▸ TASK GOAL: Wherever the string "四肢关节" appears in the listing, copy that line.

▸ Saved entries:
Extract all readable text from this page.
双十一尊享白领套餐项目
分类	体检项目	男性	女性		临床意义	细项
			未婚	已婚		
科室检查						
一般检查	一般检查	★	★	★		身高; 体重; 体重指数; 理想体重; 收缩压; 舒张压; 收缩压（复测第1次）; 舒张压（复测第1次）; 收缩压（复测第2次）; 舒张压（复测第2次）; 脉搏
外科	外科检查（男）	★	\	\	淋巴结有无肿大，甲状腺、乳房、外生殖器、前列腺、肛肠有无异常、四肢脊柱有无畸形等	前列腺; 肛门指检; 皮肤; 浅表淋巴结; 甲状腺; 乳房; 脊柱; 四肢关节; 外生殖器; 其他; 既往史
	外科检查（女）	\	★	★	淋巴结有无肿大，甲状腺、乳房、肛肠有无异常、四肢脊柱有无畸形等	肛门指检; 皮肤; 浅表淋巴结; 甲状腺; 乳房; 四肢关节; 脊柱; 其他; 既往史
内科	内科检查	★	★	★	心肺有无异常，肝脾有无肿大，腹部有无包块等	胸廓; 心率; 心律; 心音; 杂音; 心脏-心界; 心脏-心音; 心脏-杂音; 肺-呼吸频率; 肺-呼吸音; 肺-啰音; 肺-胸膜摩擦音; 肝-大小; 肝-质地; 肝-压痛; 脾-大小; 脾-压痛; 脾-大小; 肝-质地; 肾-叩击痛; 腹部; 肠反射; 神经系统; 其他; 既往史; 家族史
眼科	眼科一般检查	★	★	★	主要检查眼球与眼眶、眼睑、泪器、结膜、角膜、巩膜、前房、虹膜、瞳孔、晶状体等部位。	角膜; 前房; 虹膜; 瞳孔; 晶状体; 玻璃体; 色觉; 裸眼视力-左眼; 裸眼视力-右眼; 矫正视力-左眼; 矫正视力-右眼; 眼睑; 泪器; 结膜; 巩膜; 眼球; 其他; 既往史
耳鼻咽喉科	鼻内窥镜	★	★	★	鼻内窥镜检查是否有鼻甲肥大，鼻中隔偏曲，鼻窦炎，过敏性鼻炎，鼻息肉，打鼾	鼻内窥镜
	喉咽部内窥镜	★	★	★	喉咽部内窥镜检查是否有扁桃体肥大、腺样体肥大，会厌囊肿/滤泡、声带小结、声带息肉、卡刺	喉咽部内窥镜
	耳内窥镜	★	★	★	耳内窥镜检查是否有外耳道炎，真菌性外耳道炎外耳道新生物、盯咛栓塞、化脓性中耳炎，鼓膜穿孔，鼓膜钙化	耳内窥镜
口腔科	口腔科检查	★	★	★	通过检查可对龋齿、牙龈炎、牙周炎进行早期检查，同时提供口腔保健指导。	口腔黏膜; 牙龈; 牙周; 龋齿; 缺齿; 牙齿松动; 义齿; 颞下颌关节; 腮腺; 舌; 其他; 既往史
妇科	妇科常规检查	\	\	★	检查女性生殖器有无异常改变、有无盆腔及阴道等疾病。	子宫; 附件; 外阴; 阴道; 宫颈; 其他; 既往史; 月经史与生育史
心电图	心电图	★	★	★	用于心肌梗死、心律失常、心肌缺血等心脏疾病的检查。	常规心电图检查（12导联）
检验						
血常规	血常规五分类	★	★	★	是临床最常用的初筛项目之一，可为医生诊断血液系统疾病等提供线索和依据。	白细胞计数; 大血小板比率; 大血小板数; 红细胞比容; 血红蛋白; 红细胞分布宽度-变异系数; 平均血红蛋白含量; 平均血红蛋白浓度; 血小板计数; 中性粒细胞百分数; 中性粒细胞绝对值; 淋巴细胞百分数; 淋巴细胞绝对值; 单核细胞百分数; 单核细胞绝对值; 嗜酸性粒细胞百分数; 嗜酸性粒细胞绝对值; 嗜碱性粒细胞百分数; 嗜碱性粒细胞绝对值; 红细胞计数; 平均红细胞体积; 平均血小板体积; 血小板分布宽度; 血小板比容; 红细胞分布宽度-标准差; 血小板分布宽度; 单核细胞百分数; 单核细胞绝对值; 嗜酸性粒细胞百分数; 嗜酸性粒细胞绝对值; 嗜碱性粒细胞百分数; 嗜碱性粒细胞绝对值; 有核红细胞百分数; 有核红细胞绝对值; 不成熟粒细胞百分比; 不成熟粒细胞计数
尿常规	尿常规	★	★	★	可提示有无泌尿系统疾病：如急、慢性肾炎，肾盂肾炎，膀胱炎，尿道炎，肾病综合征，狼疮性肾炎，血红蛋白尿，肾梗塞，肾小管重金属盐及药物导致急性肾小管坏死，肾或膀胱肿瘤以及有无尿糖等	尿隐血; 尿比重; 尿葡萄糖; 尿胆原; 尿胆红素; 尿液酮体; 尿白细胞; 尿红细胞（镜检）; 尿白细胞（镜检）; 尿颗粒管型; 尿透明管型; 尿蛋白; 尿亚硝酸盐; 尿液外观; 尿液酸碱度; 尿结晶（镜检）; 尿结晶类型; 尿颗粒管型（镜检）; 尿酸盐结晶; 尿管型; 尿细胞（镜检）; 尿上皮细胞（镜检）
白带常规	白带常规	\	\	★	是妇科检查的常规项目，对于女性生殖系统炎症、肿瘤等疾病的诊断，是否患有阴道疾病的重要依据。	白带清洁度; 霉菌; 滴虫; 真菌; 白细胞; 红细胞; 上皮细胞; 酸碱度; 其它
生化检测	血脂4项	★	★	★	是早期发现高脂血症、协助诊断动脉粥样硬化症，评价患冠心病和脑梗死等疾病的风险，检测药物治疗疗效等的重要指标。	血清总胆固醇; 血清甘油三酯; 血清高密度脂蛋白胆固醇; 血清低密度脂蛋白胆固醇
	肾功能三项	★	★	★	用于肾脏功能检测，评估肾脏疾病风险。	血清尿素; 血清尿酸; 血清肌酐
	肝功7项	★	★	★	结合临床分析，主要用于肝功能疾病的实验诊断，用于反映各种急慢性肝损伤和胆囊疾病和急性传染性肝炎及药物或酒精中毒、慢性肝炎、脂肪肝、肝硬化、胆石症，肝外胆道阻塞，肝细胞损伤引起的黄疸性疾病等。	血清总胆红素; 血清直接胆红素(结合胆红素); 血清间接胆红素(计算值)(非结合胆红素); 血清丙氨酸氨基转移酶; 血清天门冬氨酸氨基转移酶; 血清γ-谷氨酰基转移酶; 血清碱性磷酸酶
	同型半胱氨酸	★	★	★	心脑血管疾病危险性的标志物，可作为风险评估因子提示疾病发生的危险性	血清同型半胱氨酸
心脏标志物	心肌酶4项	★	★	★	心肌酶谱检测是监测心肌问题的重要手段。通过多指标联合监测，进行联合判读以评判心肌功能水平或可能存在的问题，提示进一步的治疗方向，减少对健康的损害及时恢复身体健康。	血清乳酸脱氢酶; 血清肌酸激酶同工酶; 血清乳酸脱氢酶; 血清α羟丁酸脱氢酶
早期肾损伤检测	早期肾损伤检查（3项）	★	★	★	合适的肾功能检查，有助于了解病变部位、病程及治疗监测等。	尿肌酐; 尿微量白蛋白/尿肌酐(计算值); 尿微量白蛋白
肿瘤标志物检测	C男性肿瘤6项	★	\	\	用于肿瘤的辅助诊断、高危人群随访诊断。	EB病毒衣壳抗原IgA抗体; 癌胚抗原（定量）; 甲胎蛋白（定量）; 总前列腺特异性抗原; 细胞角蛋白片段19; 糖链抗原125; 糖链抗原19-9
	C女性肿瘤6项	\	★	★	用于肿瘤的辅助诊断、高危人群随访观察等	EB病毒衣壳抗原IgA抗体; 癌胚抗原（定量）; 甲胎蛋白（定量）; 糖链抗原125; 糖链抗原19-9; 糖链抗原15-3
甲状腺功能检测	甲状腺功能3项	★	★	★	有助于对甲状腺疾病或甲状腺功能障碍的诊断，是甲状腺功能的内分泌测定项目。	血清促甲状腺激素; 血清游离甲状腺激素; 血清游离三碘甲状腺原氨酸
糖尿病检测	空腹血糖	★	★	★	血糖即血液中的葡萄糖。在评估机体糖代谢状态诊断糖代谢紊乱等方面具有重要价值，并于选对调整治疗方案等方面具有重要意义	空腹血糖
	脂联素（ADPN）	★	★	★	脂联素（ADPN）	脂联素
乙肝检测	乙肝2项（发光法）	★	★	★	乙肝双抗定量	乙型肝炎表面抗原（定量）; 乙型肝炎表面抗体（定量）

▸ OUTPUT:
外科	外科检查（男）	★	\	\	淋巴结有无肿大，甲状腺、乳房、外生殖器、前列腺、肛肠有无异常、四肢脊柱有无畸形等	前列腺; 肛门指检; 皮肤; 浅表淋巴结; 甲状腺; 乳房; 脊柱; 四肢关节; 外生殖器; 其他; 既往史
	外科检查（女）	\	★	★	淋巴结有无肿大，甲状腺、乳房、肛肠有无异常、四肢脊柱有无畸形等	肛门指检; 皮肤; 浅表淋巴结; 甲状腺; 乳房; 四肢关节; 脊柱; 其他; 既往史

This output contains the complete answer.